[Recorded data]

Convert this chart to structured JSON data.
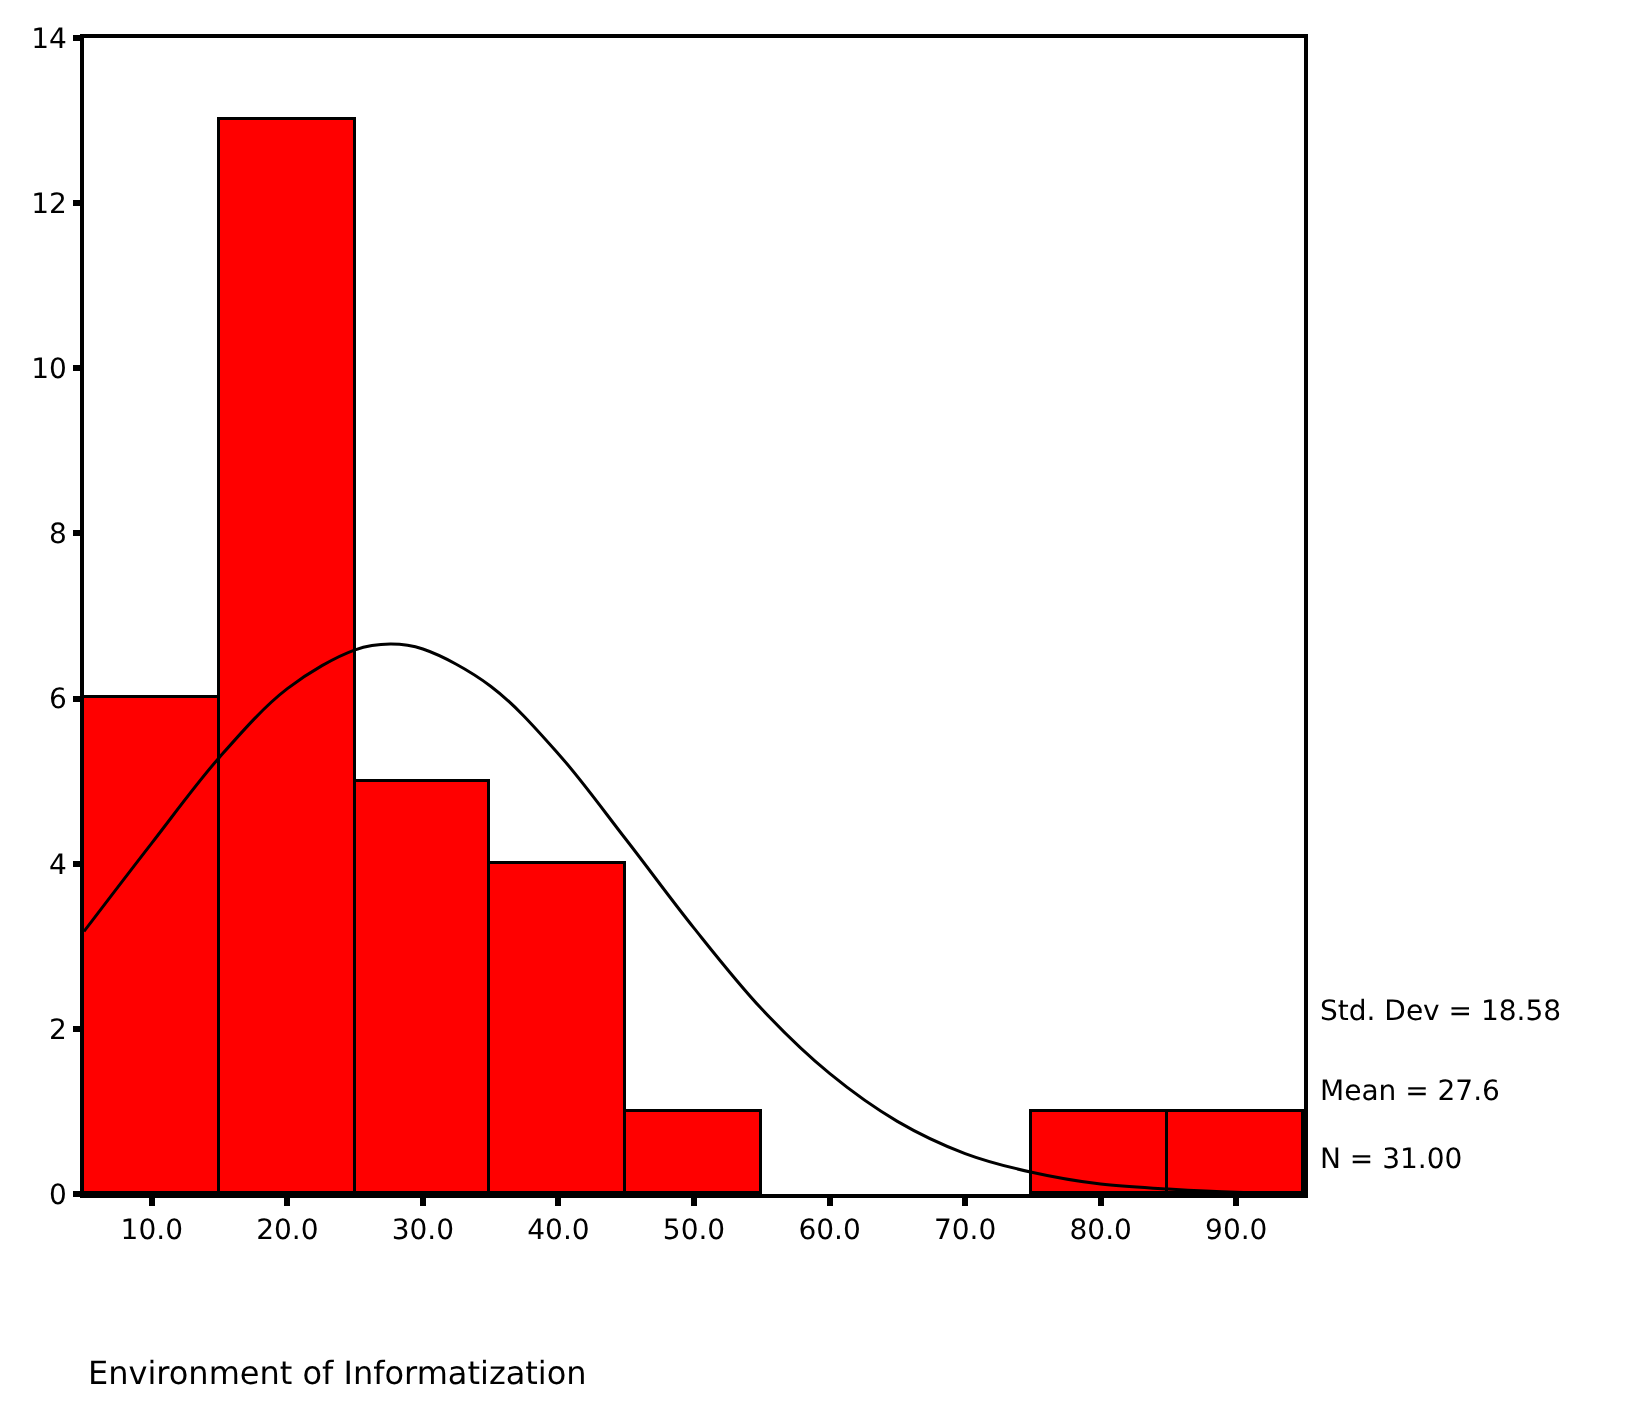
{
  "chart_data": {
    "type": "histogram",
    "xlabel": "Environment of Informatization",
    "bins": [
      5,
      15,
      25,
      35,
      45,
      55,
      65,
      75,
      85,
      95
    ],
    "values": [
      6,
      13,
      5,
      4,
      1,
      0,
      0,
      1,
      1
    ],
    "color": "#ff0000",
    "series": [
      {
        "type": "line",
        "color": "#000000",
        "x": [
          5,
          10,
          15,
          20,
          25,
          27.6,
          30,
          35,
          40,
          45,
          50,
          55,
          60,
          65,
          70,
          75,
          80,
          85,
          90,
          95
        ],
        "values": [
          3.18,
          4.25,
          5.29,
          6.12,
          6.59,
          6.66,
          6.6,
          6.15,
          5.33,
          4.29,
          3.22,
          2.24,
          1.46,
          0.88,
          0.49,
          0.26,
          0.12,
          0.06,
          0.02,
          0.01
        ]
      }
    ],
    "xlim": [
      5,
      95
    ],
    "xticks": [
      {
        "value": 10,
        "label": "10.0"
      },
      {
        "value": 20,
        "label": "20.0"
      },
      {
        "value": 30,
        "label": "30.0"
      },
      {
        "value": 40,
        "label": "40.0"
      },
      {
        "value": 50,
        "label": "50.0"
      },
      {
        "value": 60,
        "label": "60.0"
      },
      {
        "value": 70,
        "label": "70.0"
      },
      {
        "value": 80,
        "label": "80.0"
      },
      {
        "value": 90,
        "label": "90.0"
      }
    ],
    "ylim": [
      0,
      14
    ],
    "yticks": [
      0,
      2,
      4,
      6,
      8,
      10,
      12,
      14
    ],
    "annotations": [
      "Std. Dev = 18.58",
      "Mean = 27.6",
      "N = 31.00"
    ]
  }
}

TASK DESCRIPTION → Strip out the images, then output the records above word for word.

RESPONSE TO THE EXERCISE →
Convert this chart to structured JSON data.
{
  "chart_data": {
    "type": "histogram",
    "xlabel": "Environment of Informatization",
    "bins": [
      5,
      15,
      25,
      35,
      45,
      55,
      65,
      75,
      85,
      95
    ],
    "values": [
      6,
      13,
      5,
      4,
      1,
      0,
      0,
      1,
      1
    ],
    "color": "#ff0000",
    "series": [
      {
        "type": "line",
        "color": "#000000",
        "x": [
          5,
          10,
          15,
          20,
          25,
          27.6,
          30,
          35,
          40,
          45,
          50,
          55,
          60,
          65,
          70,
          75,
          80,
          85,
          90,
          95
        ],
        "values": [
          3.18,
          4.25,
          5.29,
          6.12,
          6.59,
          6.66,
          6.6,
          6.15,
          5.33,
          4.29,
          3.22,
          2.24,
          1.46,
          0.88,
          0.49,
          0.26,
          0.12,
          0.06,
          0.02,
          0.01
        ]
      }
    ],
    "xlim": [
      5,
      95
    ],
    "xticks": [
      {
        "value": 10,
        "label": "10.0"
      },
      {
        "value": 20,
        "label": "20.0"
      },
      {
        "value": 30,
        "label": "30.0"
      },
      {
        "value": 40,
        "label": "40.0"
      },
      {
        "value": 50,
        "label": "50.0"
      },
      {
        "value": 60,
        "label": "60.0"
      },
      {
        "value": 70,
        "label": "70.0"
      },
      {
        "value": 80,
        "label": "80.0"
      },
      {
        "value": 90,
        "label": "90.0"
      }
    ],
    "ylim": [
      0,
      14
    ],
    "yticks": [
      0,
      2,
      4,
      6,
      8,
      10,
      12,
      14
    ],
    "annotations": [
      "Std. Dev = 18.58",
      "Mean = 27.6",
      "N = 31.00"
    ]
  }
}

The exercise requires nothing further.